GIVEN TASK = Count how many lines of the material below have the word "כזאת" and give only the number.

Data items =
------------------------------------------------
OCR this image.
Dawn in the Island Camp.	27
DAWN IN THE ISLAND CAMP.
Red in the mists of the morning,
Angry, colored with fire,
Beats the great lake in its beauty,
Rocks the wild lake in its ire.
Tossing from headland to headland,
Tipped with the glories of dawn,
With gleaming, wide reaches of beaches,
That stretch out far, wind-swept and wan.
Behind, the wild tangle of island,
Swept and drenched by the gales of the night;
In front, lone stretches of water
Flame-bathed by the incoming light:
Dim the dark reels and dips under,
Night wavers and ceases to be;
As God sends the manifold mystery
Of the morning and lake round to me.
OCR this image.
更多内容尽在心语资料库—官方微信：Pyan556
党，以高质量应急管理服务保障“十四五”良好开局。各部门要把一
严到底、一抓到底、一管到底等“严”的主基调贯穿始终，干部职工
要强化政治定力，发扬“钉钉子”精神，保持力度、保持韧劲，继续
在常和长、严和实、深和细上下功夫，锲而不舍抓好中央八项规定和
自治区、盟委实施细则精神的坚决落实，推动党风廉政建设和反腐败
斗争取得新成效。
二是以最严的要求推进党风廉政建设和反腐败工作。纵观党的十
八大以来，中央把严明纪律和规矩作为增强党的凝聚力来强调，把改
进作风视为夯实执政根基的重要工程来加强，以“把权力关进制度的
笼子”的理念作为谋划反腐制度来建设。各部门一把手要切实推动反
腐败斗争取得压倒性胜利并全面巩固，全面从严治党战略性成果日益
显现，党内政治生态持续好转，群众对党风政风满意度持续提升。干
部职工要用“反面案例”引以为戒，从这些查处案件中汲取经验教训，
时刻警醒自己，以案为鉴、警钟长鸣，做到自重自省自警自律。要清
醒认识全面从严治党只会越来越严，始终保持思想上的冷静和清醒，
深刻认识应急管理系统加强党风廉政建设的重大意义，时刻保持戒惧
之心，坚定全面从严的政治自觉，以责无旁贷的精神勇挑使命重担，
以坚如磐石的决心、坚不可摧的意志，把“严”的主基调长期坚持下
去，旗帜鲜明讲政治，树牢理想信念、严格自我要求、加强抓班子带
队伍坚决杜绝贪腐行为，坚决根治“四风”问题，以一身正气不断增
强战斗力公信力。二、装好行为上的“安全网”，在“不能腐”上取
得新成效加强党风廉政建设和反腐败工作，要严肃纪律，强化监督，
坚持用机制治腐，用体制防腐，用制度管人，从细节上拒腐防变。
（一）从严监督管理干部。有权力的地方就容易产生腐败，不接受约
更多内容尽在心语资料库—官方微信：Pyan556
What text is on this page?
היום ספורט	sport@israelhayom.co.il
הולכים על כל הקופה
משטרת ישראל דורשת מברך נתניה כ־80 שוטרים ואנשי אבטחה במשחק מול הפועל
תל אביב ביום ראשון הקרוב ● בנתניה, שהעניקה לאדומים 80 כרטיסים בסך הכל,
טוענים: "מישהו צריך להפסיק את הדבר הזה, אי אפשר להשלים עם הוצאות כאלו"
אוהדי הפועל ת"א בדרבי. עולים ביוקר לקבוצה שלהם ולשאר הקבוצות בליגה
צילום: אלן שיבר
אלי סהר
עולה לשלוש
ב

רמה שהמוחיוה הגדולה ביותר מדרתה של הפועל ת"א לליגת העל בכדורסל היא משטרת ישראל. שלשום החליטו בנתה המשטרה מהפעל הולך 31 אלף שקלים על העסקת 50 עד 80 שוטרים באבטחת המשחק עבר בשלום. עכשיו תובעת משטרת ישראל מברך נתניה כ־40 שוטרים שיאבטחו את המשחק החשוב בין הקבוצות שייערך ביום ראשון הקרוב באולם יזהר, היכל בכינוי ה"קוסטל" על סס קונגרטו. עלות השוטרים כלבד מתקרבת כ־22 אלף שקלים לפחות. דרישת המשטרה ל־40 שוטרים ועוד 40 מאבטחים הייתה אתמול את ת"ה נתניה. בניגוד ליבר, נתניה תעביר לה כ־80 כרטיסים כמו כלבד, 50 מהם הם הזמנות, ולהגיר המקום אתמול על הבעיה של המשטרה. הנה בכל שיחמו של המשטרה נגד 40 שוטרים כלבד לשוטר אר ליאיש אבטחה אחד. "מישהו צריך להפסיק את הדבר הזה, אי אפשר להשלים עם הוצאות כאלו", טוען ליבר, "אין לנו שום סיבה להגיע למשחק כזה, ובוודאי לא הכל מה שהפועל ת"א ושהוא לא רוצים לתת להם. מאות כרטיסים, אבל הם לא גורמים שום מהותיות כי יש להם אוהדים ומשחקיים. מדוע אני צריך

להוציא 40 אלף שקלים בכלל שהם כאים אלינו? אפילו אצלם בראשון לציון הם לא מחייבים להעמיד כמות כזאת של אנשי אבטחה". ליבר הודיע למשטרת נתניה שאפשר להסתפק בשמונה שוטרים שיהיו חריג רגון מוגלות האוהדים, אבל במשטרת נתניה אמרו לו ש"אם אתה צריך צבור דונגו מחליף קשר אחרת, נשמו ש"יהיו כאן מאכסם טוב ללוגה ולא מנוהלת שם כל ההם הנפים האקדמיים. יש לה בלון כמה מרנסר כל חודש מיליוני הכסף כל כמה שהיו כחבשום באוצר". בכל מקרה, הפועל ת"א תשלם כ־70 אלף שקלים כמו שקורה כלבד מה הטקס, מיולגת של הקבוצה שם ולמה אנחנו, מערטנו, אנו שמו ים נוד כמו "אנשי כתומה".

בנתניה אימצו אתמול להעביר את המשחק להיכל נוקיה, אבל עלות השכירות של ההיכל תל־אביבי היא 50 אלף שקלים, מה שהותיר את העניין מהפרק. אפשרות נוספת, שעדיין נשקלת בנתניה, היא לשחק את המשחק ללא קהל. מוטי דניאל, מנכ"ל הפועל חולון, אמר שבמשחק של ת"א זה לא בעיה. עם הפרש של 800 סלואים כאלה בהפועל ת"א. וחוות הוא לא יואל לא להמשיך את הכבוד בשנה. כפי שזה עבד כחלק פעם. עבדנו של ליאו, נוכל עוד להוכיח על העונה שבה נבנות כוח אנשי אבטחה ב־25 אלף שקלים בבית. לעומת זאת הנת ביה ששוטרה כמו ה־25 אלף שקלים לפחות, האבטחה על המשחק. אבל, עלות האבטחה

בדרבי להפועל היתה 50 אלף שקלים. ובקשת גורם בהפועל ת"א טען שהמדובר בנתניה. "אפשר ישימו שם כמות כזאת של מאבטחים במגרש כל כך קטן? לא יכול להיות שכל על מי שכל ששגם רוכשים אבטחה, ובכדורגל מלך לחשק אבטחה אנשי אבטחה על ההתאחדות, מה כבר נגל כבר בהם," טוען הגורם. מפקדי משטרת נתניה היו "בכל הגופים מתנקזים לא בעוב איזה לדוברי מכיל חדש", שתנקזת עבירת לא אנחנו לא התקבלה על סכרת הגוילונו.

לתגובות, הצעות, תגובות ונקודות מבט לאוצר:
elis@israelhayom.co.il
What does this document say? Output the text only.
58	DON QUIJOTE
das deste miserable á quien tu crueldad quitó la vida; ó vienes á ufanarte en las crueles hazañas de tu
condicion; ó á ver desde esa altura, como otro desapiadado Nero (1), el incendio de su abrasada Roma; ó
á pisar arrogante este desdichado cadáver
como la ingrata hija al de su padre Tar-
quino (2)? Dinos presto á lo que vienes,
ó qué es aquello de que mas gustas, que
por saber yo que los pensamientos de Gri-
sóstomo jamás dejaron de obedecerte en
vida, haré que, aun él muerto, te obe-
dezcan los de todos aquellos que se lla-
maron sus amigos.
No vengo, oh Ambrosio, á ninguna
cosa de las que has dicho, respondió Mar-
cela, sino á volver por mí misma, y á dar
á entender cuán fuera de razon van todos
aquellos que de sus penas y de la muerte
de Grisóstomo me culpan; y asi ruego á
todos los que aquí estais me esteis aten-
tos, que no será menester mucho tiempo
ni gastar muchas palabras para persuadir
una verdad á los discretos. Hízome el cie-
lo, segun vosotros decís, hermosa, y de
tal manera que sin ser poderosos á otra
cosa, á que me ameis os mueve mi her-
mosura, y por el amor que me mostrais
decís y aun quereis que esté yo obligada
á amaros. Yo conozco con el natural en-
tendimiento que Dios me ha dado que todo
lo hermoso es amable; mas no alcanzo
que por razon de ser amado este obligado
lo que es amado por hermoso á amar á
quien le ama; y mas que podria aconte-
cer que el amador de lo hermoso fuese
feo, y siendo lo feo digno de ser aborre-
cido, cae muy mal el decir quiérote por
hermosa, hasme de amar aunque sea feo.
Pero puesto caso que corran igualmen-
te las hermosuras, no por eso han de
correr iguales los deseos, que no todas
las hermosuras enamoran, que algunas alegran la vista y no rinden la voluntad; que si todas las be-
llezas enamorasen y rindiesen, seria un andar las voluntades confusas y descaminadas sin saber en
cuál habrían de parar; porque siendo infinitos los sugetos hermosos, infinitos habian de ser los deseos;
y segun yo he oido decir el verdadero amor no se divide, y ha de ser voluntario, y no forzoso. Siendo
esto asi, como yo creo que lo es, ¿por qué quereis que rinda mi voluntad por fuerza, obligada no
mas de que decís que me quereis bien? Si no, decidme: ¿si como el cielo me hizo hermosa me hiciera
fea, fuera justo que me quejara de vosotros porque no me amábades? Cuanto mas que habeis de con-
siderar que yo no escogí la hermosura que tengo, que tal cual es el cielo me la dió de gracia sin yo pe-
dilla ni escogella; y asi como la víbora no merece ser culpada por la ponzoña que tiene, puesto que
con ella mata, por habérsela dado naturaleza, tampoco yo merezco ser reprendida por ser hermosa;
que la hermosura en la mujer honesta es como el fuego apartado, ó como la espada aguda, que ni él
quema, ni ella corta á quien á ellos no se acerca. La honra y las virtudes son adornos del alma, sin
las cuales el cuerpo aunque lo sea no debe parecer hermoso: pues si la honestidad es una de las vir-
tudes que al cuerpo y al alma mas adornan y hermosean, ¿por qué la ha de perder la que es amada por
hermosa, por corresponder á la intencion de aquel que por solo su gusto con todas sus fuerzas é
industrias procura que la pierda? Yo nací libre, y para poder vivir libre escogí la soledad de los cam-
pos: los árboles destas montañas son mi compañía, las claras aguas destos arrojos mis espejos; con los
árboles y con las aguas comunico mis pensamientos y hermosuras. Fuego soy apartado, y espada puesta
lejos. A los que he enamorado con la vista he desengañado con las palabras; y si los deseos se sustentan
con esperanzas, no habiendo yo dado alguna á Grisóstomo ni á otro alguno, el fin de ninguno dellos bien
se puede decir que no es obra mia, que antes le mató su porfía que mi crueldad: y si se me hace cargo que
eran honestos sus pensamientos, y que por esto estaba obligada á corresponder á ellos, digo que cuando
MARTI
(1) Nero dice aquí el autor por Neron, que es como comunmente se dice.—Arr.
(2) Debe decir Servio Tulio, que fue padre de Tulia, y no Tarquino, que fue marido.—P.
------------------------------------------------
TASK SOLUTION = 2